My day today has been all travel…and I DO mean to ask Karoline why she has sent me from Amsterdam all the way up to near the arctic circle to Helsinki Finland (2:30 minute flight) to sit for 2 hours and then fly all the way back down to Austria. I think I could have DRIVEN to Vienna in the same amount of time…and could have flown directly in probably an hour rather than these 5-6 hours. I think it may have something to do with the complex special One-World partners round-the-world ticket, or the combination of tickets she had to put together. Anyway, I got up at 7:15, had a huge and delicious breakfast all alone in a large but beautiful dining room, walked to the train station, caught the 8:40 to Utrecht, crossed the platform to the waiting train to Schipol which pulled out within 4 minutes of our arrival from Ede, checked in at Schipol and spent an hour online in the Menzies lounge…..NOT technically allowed….not even with Jimmy’s Platinum AMEX….but she was kind!


Helsinki airport had an exotic feel about it…probably due to the Scandinavian ultra modern feel and the snow on the ground, and especially the very low sun angles even in early afternoon. I couldn’t help think how this was as far north as I have been….on the ground that is…about the same level as when we visited Bergen Norway. I also imagined the many peace conferences held here. I couldn’t help think of isolated even from Europe it is this far north. During the day I’ve also reflected on the Dutch (and perhaps European?) mindset…..one that can COUNT on the trains arriving when predicted, where clothing worn even by the average person seems to me more fashionable than in the US, where everyone seems so much healthier (trimmer) than in the US, where in Holland those thousands of bicycles parked at the train station which I show in my pictures from yesterday are really ridden (!), where the bread is SO good and taken seriously, where the foods eaten daily seem finer and better prepared, where there is quiet in restaurants, and people sit together at the same tables, not necessarily in conversation across groups but in a warmer friendlier, more neighborly way, generally reading newspapers….unlike what I usually see in the US. This morning in the train station a small group of people gathered who obviously did not know each other (they introduced themselves) but they were all dressed for outdoor walking, in very snazzy gear apparently ready to do something active with strangers despite the cold. It’s a different way of life at least in that part of Holland…an attractive, predictable one, without so many cars, and noise, and confusion. Maybe it’s that I’m getting older and that predictability is attractive!! I can say that Holland felt more attractive to me than it ever has before.

§ DATA:
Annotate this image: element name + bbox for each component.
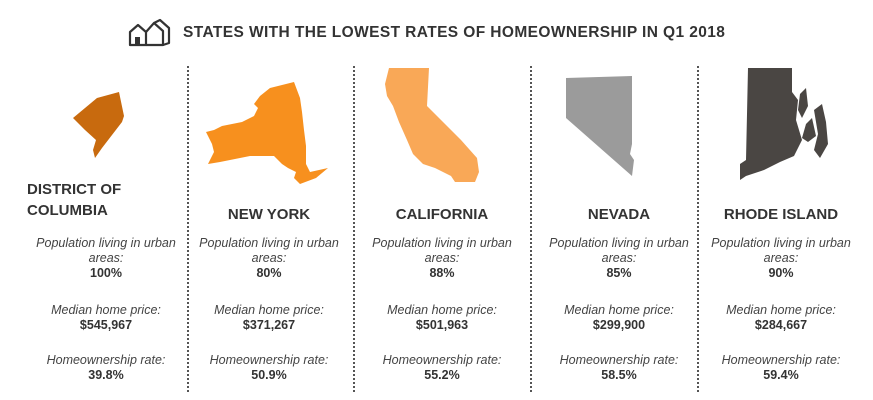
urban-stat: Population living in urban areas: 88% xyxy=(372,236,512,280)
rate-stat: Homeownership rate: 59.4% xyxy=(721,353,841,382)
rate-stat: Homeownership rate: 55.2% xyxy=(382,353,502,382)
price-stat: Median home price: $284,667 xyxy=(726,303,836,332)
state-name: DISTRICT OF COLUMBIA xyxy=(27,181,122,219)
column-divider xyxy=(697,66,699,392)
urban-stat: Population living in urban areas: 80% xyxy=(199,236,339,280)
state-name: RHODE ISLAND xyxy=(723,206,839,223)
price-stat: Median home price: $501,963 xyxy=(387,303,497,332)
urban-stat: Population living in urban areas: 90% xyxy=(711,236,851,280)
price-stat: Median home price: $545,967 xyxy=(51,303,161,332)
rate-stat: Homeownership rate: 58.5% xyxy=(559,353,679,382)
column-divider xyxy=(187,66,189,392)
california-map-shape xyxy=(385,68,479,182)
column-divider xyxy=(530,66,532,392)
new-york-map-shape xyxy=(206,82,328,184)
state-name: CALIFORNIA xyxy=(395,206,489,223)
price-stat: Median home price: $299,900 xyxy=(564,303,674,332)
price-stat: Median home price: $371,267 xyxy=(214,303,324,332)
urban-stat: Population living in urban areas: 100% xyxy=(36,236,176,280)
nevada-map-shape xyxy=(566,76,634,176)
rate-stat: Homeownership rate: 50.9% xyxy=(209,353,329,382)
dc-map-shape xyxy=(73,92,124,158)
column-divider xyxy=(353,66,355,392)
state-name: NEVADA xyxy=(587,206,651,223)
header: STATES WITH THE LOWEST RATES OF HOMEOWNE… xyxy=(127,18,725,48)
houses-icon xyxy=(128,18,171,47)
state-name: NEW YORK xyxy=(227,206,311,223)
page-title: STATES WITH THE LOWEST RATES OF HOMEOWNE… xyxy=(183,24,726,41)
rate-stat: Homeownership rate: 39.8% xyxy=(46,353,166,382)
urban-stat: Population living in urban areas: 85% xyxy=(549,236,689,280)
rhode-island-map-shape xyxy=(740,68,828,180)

§ OBJECTIVE: In the travel journal, what time did the writer's train to Utrecht leave?

§ COMPLETE ANSWER: 8:40